• [Requirements]
Quote the records in full and leave their pictures out.

• [Data records]
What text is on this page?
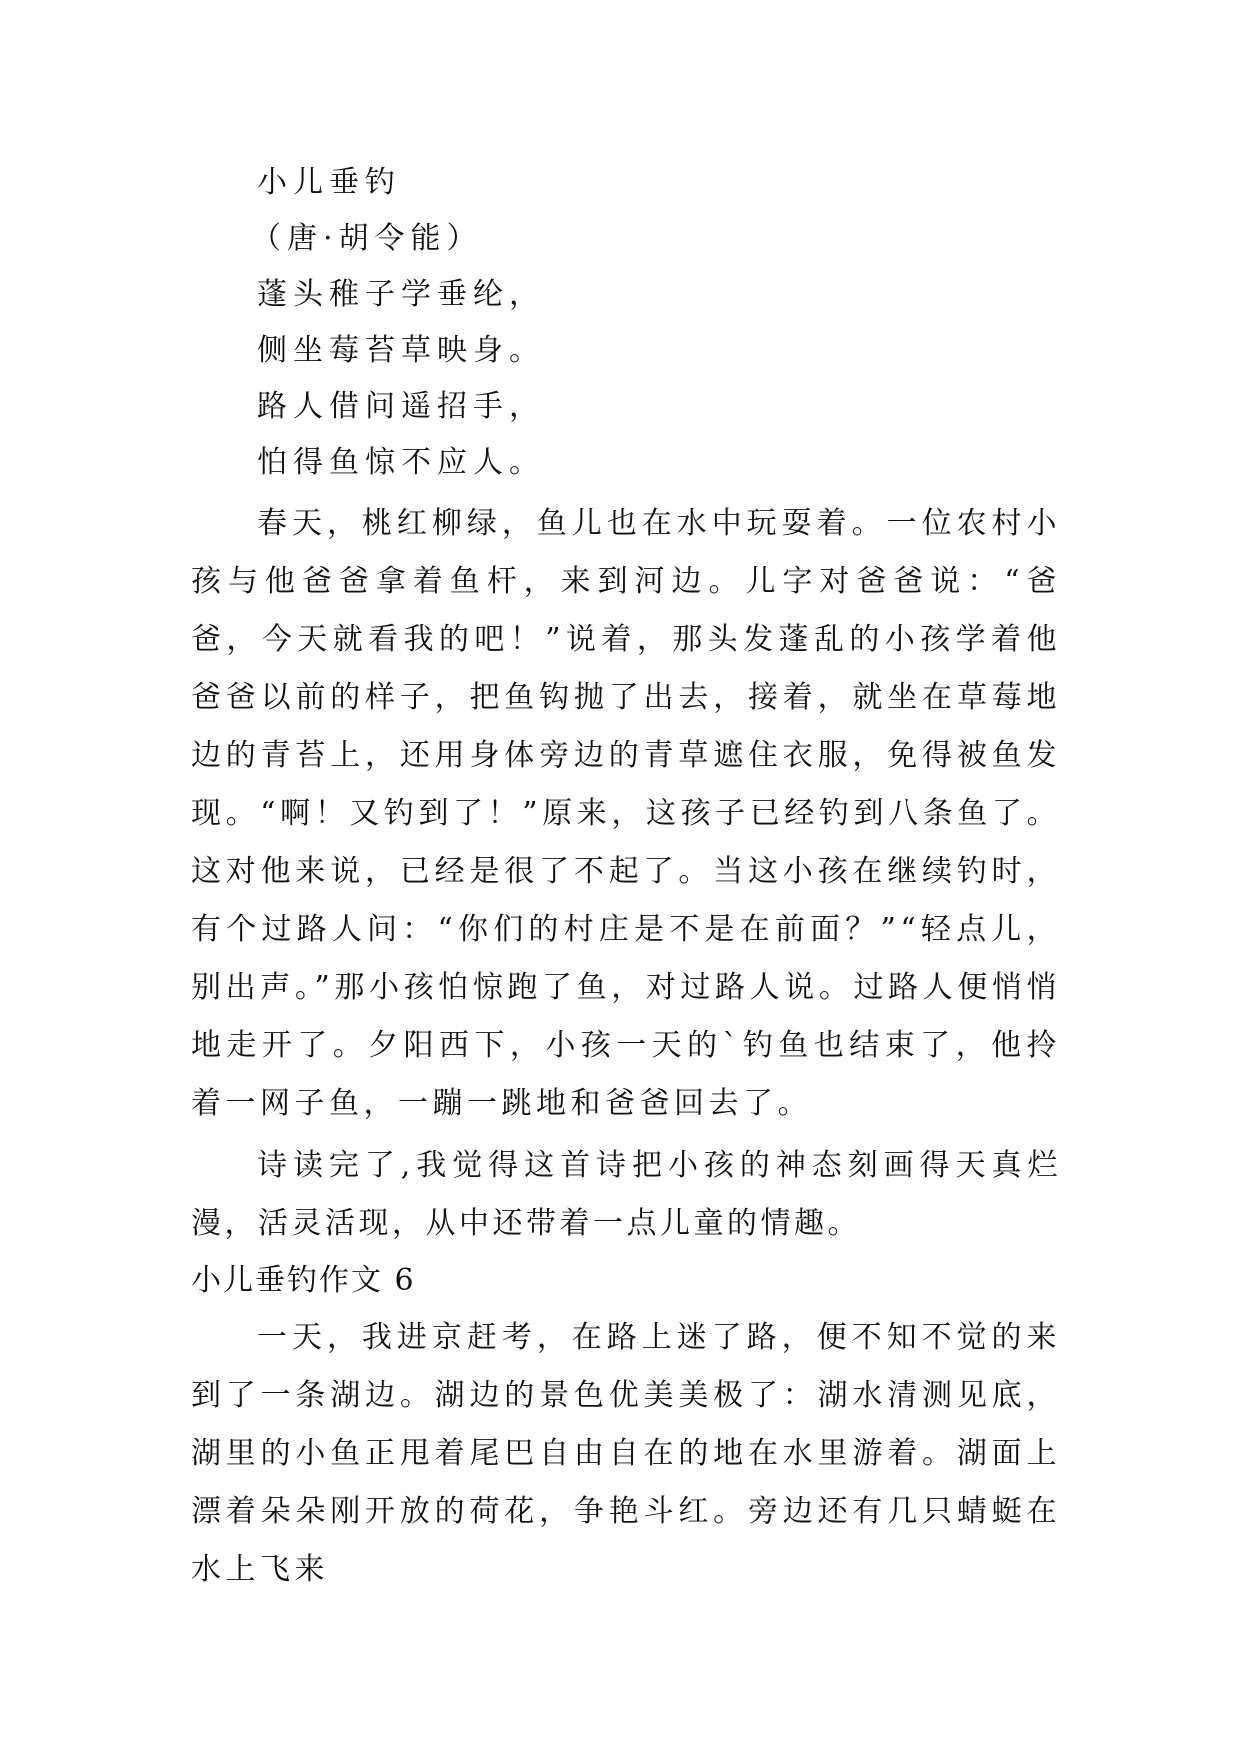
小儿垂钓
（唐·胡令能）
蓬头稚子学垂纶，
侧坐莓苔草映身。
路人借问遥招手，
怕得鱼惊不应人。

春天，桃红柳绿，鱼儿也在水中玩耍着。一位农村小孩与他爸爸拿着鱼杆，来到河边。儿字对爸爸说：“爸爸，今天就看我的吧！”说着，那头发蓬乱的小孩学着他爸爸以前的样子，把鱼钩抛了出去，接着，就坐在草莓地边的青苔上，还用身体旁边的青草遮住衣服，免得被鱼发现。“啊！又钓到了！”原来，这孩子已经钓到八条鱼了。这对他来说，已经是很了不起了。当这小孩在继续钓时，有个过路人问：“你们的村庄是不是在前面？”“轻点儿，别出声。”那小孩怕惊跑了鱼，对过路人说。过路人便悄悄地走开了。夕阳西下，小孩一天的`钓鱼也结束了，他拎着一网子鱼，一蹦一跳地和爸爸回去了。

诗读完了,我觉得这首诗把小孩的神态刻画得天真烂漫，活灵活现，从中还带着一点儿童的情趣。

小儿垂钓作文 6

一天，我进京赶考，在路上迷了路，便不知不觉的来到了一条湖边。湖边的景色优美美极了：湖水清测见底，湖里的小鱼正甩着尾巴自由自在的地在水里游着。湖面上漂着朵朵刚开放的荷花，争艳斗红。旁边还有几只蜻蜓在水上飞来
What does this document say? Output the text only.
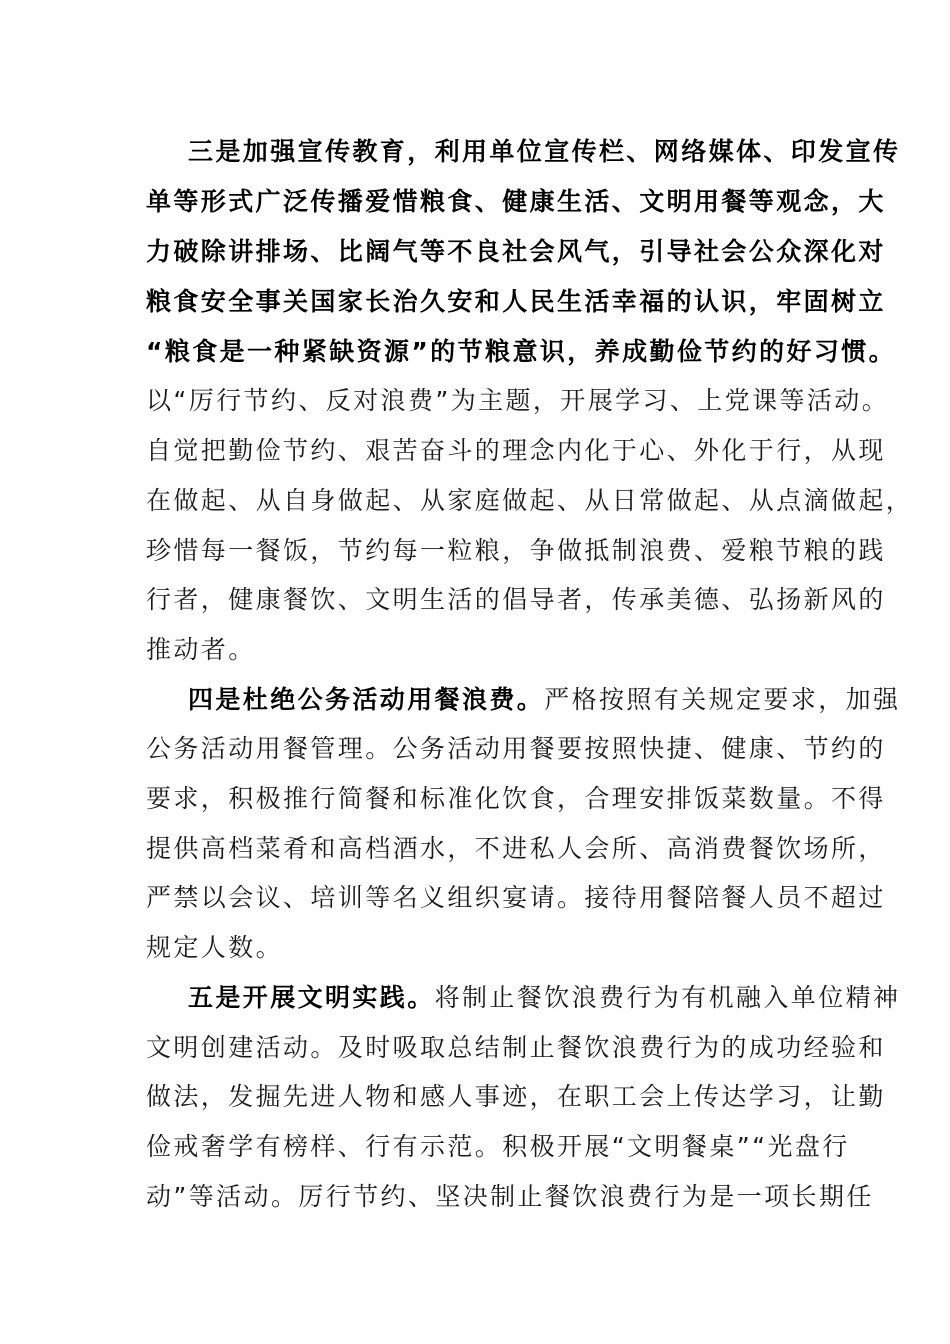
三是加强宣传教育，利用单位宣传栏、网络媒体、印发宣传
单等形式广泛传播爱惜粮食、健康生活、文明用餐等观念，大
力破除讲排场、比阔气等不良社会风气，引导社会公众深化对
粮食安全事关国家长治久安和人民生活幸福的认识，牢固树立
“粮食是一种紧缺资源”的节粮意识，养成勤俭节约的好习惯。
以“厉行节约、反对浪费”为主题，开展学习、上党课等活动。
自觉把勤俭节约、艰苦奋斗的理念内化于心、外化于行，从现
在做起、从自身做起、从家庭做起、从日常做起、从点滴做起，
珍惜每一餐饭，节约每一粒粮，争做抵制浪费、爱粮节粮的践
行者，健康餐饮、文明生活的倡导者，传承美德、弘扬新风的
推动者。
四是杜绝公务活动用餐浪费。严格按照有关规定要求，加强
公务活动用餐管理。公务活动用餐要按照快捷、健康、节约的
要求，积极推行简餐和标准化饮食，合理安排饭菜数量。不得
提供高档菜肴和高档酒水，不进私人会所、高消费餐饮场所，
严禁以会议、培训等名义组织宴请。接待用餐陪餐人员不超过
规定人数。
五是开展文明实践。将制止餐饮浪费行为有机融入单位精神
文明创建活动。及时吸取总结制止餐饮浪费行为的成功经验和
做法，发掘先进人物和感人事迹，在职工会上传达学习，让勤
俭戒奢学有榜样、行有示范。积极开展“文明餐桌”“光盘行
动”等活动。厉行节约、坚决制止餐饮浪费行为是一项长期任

• [Task result]
What text is on this page?
小儿垂钓
（唐·胡令能）
蓬头稚子学垂纶，
侧坐莓苔草映身。
路人借问遥招手，
怕得鱼惊不应人。

春天，桃红柳绿，鱼儿也在水中玩耍着。一位农村小孩与他爸爸拿着鱼杆，来到河边。儿字对爸爸说：“爸爸，今天就看我的吧！”说着，那头发蓬乱的小孩学着他爸爸以前的样子，把鱼钩抛了出去，接着，就坐在草莓地边的青苔上，还用身体旁边的青草遮住衣服，免得被鱼发现。“啊！又钓到了！”原来，这孩子已经钓到八条鱼了。这对他来说，已经是很了不起了。当这小孩在继续钓时，有个过路人问：“你们的村庄是不是在前面？”“轻点儿，别出声。”那小孩怕惊跑了鱼，对过路人说。过路人便悄悄地走开了。夕阳西下，小孩一天的`钓鱼也结束了，他拎着一网子鱼，一蹦一跳地和爸爸回去了。

诗读完了,我觉得这首诗把小孩的神态刻画得天真烂漫，活灵活现，从中还带着一点儿童的情趣。

小儿垂钓作文 6

一天，我进京赶考，在路上迷了路，便不知不觉的来到了一条湖边。湖边的景色优美美极了：湖水清测见底，湖里的小鱼正甩着尾巴自由自在的地在水里游着。湖面上漂着朵朵刚开放的荷花，争艳斗红。旁边还有几只蜻蜓在水上飞来
What does this document say? Output the text only.
三是加强宣传教育，利用单位宣传栏、网络媒体、印发宣传
单等形式广泛传播爱惜粮食、健康生活、文明用餐等观念，大
力破除讲排场、比阔气等不良社会风气，引导社会公众深化对
粮食安全事关国家长治久安和人民生活幸福的认识，牢固树立
“粮食是一种紧缺资源”的节粮意识，养成勤俭节约的好习惯。
以“厉行节约、反对浪费”为主题，开展学习、上党课等活动。
自觉把勤俭节约、艰苦奋斗的理念内化于心、外化于行，从现
在做起、从自身做起、从家庭做起、从日常做起、从点滴做起，
珍惜每一餐饭，节约每一粒粮，争做抵制浪费、爱粮节粮的践
行者，健康餐饮、文明生活的倡导者，传承美德、弘扬新风的
推动者。
四是杜绝公务活动用餐浪费。严格按照有关规定要求，加强
公务活动用餐管理。公务活动用餐要按照快捷、健康、节约的
要求，积极推行简餐和标准化饮食，合理安排饭菜数量。不得
提供高档菜肴和高档酒水，不进私人会所、高消费餐饮场所，
严禁以会议、培训等名义组织宴请。接待用餐陪餐人员不超过
规定人数。
五是开展文明实践。将制止餐饮浪费行为有机融入单位精神
文明创建活动。及时吸取总结制止餐饮浪费行为的成功经验和
做法，发掘先进人物和感人事迹，在职工会上传达学习，让勤
俭戒奢学有榜样、行有示范。积极开展“文明餐桌”“光盘行
动”等活动。厉行节约、坚决制止餐饮浪费行为是一项长期任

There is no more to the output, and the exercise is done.